Data entries for graphics>
------------------------

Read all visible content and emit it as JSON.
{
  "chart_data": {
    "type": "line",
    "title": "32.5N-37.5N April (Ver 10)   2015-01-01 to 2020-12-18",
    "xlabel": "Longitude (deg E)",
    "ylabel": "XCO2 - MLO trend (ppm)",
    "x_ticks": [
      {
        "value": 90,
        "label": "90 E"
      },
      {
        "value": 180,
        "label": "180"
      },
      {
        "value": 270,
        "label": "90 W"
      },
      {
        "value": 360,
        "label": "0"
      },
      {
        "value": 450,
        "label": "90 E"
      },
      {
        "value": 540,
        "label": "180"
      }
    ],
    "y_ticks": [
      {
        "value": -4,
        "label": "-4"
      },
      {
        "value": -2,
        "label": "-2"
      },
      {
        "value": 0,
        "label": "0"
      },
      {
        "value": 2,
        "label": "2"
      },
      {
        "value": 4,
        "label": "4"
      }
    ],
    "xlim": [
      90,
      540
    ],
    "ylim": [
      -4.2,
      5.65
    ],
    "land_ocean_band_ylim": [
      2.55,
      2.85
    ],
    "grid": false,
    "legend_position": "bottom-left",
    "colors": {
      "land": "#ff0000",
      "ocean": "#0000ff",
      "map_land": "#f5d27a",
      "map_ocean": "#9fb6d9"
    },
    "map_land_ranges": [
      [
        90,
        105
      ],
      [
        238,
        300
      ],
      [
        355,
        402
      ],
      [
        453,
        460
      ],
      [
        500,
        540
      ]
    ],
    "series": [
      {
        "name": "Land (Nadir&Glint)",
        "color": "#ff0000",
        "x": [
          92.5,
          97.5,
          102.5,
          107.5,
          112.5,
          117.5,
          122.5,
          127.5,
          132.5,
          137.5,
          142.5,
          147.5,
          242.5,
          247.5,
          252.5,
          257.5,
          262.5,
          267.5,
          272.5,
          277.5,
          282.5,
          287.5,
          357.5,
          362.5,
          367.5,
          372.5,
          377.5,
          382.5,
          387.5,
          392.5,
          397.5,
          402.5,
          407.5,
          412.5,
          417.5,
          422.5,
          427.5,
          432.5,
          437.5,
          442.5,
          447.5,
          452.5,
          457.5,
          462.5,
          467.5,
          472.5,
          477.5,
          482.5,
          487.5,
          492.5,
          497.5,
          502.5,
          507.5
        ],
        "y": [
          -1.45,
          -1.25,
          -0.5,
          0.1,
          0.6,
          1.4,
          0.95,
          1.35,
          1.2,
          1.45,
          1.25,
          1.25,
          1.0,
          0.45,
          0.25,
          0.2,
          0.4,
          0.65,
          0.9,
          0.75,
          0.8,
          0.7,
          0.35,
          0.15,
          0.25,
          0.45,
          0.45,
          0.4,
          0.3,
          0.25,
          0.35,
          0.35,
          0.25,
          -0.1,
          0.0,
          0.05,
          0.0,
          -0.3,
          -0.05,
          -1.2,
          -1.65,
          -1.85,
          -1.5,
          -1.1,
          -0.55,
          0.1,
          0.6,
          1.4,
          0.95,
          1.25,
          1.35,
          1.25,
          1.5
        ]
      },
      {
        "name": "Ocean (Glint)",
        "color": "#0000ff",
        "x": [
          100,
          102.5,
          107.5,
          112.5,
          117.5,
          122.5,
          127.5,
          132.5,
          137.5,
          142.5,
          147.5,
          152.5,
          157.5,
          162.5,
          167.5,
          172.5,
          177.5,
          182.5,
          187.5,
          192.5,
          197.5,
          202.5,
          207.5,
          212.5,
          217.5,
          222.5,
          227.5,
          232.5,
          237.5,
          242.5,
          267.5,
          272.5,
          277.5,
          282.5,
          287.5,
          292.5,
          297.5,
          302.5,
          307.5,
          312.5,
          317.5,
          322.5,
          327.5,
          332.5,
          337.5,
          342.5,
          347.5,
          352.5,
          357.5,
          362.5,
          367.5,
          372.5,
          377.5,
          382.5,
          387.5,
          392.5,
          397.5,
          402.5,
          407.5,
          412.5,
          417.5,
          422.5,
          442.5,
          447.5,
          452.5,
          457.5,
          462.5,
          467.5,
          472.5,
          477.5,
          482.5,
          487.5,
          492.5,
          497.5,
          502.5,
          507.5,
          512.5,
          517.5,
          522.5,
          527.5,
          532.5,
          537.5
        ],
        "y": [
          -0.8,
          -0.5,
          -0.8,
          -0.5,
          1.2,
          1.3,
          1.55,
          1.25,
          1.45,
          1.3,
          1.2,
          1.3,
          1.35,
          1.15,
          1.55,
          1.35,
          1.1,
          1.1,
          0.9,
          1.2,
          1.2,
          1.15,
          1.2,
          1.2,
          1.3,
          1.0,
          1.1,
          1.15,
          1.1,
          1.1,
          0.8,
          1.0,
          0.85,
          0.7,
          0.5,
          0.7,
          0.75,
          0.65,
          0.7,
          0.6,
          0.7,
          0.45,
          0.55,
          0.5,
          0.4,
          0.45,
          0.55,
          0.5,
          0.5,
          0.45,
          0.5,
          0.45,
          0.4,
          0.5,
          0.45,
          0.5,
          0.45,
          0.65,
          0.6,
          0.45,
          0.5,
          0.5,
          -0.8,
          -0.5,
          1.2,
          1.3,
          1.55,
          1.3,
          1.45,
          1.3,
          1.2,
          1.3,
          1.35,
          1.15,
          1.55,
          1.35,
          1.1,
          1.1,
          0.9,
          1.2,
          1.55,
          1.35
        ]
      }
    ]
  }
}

------------------------

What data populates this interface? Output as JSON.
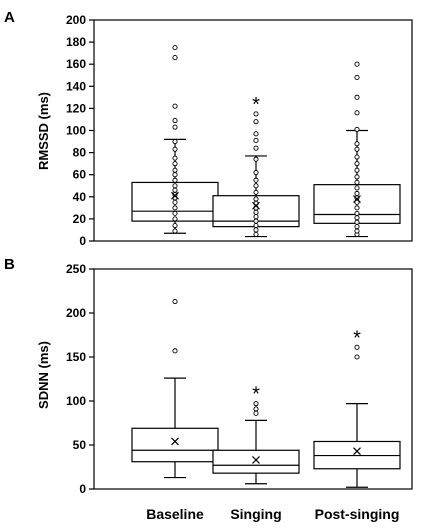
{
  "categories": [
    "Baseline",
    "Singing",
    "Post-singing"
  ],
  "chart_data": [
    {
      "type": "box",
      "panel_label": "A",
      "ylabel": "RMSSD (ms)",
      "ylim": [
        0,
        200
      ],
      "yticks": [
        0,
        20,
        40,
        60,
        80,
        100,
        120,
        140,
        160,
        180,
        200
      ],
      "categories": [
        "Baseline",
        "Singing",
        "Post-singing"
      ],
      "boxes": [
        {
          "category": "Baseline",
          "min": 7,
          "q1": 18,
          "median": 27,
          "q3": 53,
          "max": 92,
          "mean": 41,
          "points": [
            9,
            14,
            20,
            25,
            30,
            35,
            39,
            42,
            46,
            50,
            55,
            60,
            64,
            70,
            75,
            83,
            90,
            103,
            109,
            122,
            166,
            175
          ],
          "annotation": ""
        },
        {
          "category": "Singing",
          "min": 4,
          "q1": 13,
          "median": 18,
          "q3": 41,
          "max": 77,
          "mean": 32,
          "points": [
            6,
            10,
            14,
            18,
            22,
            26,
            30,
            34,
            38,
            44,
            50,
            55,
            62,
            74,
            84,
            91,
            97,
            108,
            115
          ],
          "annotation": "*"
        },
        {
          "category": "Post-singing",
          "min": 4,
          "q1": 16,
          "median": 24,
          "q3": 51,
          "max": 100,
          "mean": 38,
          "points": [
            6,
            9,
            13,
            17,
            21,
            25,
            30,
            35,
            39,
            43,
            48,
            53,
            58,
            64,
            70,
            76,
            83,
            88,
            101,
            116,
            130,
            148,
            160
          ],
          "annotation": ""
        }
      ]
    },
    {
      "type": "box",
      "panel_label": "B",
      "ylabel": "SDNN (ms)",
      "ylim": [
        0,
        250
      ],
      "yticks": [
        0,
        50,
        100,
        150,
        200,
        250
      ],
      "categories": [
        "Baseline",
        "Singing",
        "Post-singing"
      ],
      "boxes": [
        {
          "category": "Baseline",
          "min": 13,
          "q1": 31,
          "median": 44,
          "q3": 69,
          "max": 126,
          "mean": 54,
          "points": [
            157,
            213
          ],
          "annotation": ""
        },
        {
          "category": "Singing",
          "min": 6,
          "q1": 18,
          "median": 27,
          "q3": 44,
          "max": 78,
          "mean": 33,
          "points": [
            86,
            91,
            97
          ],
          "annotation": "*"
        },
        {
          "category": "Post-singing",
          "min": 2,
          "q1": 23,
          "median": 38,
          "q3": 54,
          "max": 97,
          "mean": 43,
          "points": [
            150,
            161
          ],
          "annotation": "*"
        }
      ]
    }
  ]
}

------------------------

REQUIRED WORK> Look through the lines above and collect those with the word "JSON".

RESPONSE TO THIS TASK>
Read all visible content and emit it as JSON.
What data populates this interface? Output as JSON.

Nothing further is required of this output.